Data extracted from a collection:
— START —
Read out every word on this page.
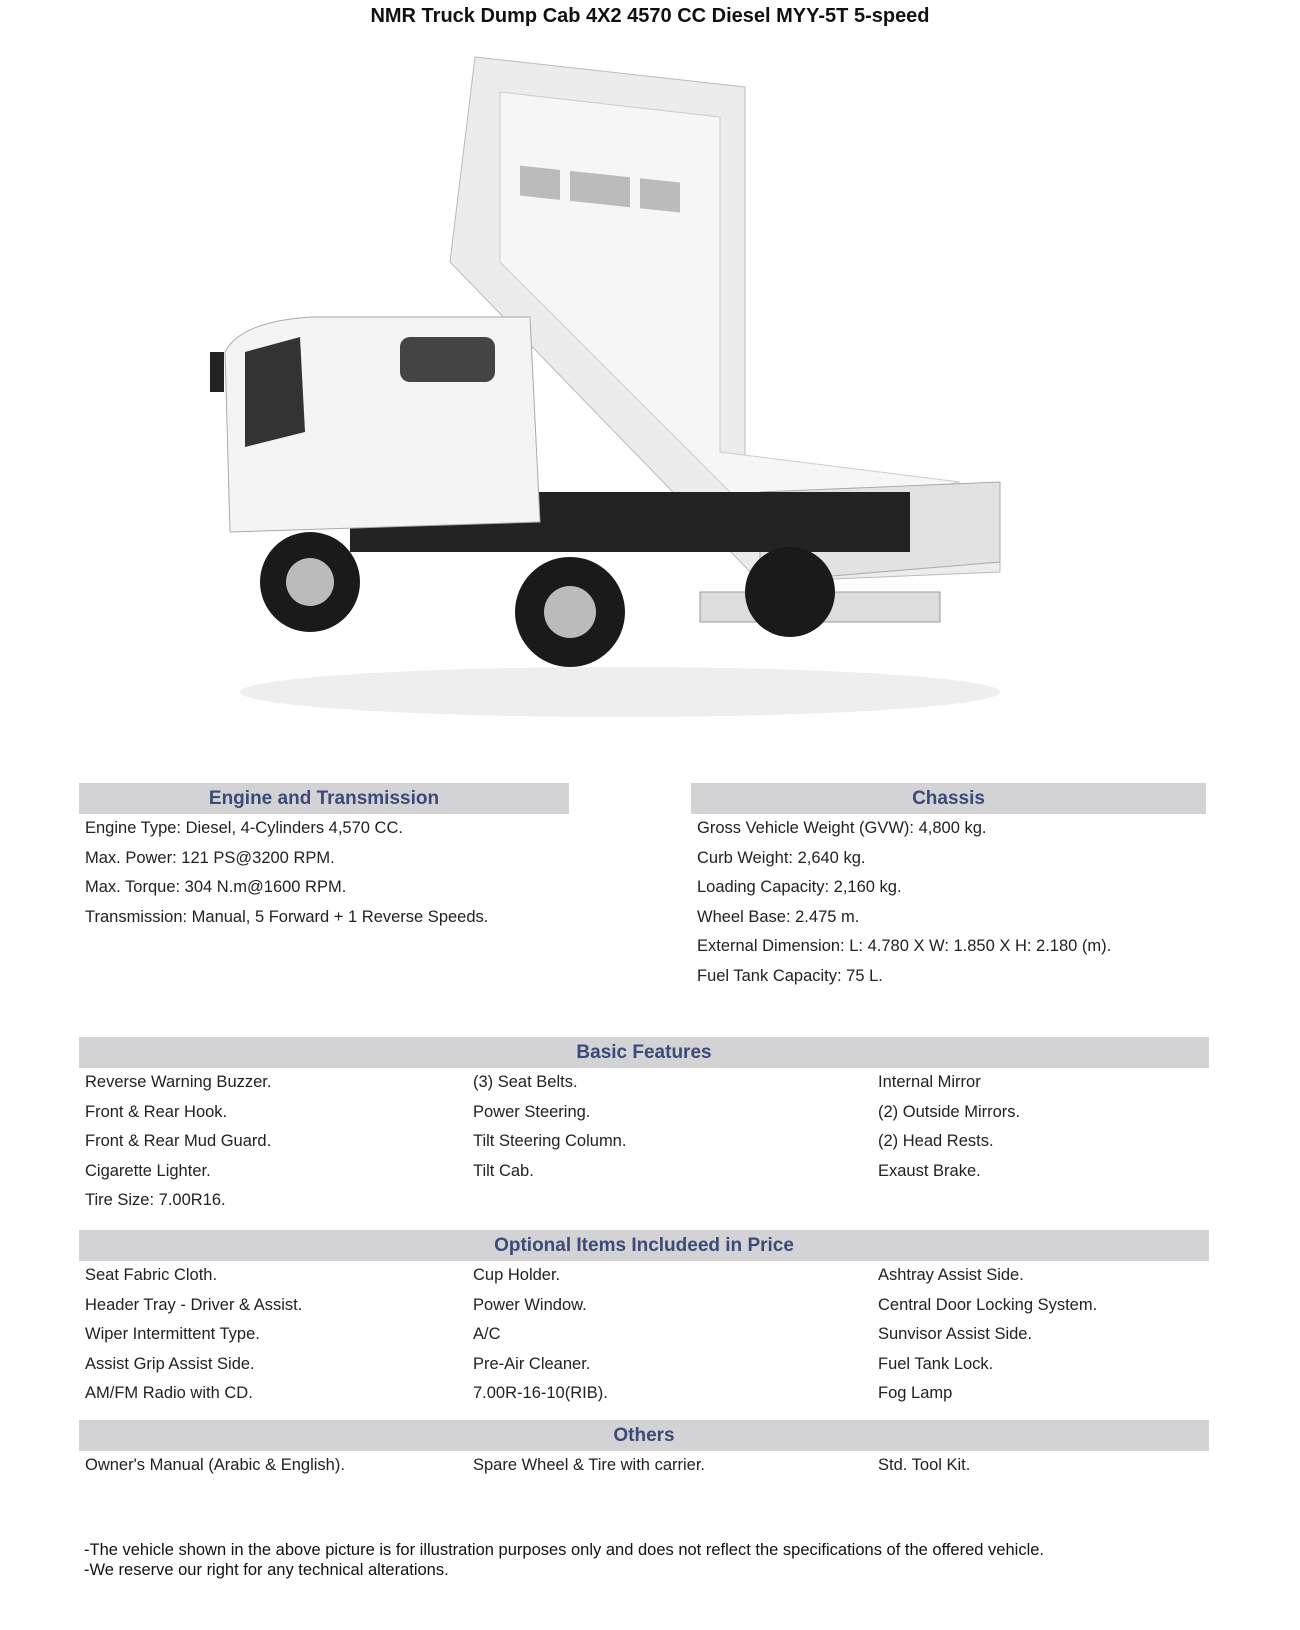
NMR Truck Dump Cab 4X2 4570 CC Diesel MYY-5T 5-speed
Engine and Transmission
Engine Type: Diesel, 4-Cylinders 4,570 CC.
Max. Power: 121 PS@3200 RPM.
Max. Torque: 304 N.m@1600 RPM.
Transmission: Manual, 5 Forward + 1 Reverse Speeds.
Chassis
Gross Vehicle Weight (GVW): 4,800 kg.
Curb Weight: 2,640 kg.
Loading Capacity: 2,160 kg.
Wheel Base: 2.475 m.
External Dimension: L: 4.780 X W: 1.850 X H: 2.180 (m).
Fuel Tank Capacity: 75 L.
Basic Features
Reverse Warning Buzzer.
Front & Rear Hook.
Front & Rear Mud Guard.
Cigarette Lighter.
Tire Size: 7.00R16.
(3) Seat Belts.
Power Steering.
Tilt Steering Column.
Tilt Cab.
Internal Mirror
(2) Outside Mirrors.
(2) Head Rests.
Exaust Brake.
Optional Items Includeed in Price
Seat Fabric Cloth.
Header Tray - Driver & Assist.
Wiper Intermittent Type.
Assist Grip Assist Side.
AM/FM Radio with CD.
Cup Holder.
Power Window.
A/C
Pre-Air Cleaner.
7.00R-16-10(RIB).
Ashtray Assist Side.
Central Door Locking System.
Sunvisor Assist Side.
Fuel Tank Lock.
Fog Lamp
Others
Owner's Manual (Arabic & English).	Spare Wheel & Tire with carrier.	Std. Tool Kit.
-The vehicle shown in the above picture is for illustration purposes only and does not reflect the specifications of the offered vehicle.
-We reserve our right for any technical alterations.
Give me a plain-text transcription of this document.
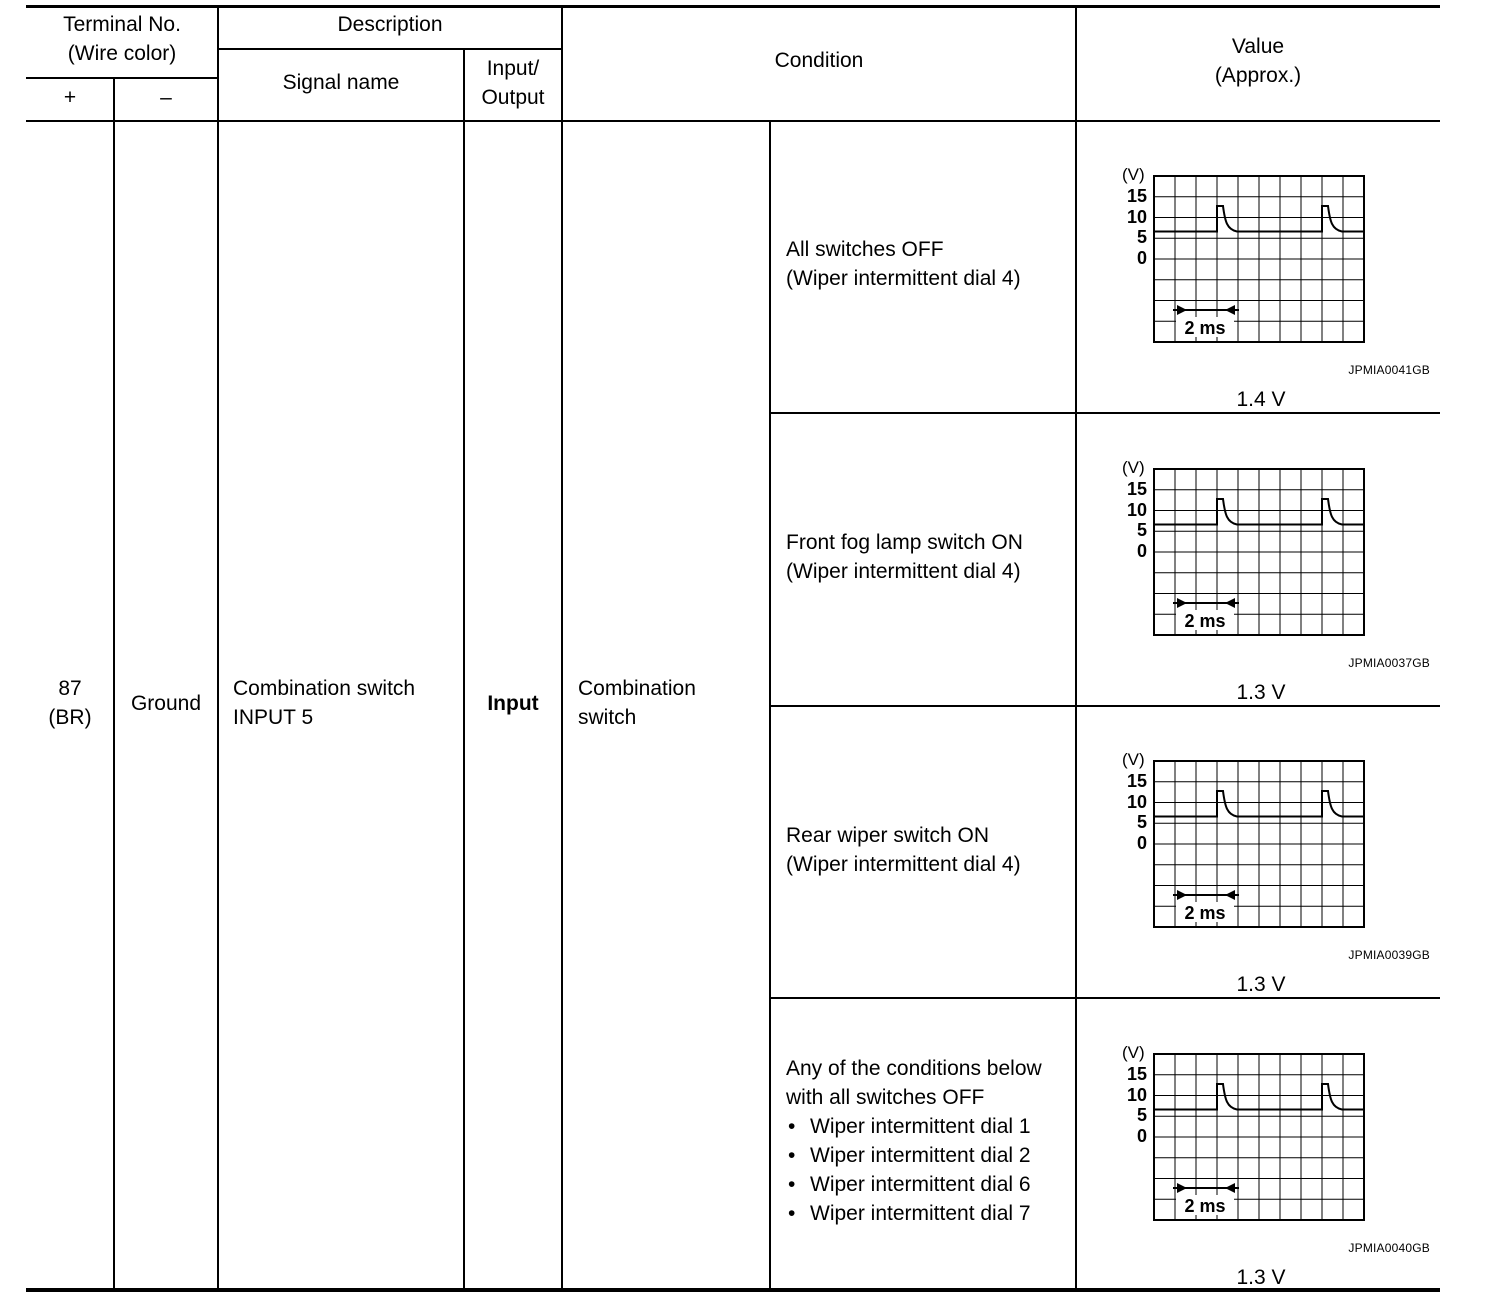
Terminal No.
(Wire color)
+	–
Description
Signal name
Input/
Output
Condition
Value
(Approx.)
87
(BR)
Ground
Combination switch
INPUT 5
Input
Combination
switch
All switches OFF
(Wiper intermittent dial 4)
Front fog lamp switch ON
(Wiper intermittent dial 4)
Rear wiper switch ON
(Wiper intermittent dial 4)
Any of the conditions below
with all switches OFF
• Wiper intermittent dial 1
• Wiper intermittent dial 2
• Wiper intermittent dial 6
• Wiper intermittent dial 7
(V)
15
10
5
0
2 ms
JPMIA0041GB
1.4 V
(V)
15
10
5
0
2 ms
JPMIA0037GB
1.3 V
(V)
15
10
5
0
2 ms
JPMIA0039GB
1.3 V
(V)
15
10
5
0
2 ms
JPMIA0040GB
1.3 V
— END —
Instructions for the task
Quote every entry exactly, with the pictures omitted.

Response below
Read out every word on this page.
NMR Truck Dump Cab 4X2 4570 CC Diesel MYY-5T 5-speed
Engine and Transmission
Engine Type: Diesel, 4-Cylinders 4,570 CC.
Max. Power: 121 PS@3200 RPM.
Max. Torque: 304 N.m@1600 RPM.
Transmission: Manual, 5 Forward + 1 Reverse Speeds.
Chassis
Gross Vehicle Weight (GVW): 4,800 kg.
Curb Weight: 2,640 kg.
Loading Capacity: 2,160 kg.
Wheel Base: 2.475 m.
External Dimension: L: 4.780 X W: 1.850 X H: 2.180 (m).
Fuel Tank Capacity: 75 L.
Basic Features
Reverse Warning Buzzer.
Front & Rear Hook.
Front & Rear Mud Guard.
Cigarette Lighter.
Tire Size: 7.00R16.
(3) Seat Belts.
Power Steering.
Tilt Steering Column.
Tilt Cab.
Internal Mirror
(2) Outside Mirrors.
(2) Head Rests.
Exaust Brake.
Optional Items Includeed in Price
Seat Fabric Cloth.
Header Tray - Driver & Assist.
Wiper Intermittent Type.
Assist Grip Assist Side.
AM/FM Radio with CD.
Cup Holder.
Power Window.
A/C
Pre-Air Cleaner.
7.00R-16-10(RIB).
Ashtray Assist Side.
Central Door Locking System.
Sunvisor Assist Side.
Fuel Tank Lock.
Fog Lamp
Others
Owner's Manual (Arabic & English).	Spare Wheel & Tire with carrier.	Std. Tool Kit.
-The vehicle shown in the above picture is for illustration purposes only and does not reflect the specifications of the offered vehicle.
-We reserve our right for any technical alterations.
Give me a plain-text transcription of this document.
Terminal No.
(Wire color)
+	–
Description
Signal name
Input/
Output
Condition
Value
(Approx.)
87
(BR)
Ground
Combination switch
INPUT 5
Input
Combination
switch
All switches OFF
(Wiper intermittent dial 4)
Front fog lamp switch ON
(Wiper intermittent dial 4)
Rear wiper switch ON
(Wiper intermittent dial 4)
Any of the conditions below
with all switches OFF
• Wiper intermittent dial 1
• Wiper intermittent dial 2
• Wiper intermittent dial 6
• Wiper intermittent dial 7
(V)
15
10
5
0
2 ms
JPMIA0041GB
1.4 V
(V)
15
10
5
0
2 ms
JPMIA0037GB
1.3 V
(V)
15
10
5
0
2 ms
JPMIA0039GB
1.3 V
(V)
15
10
5
0
2 ms
JPMIA0040GB
1.3 V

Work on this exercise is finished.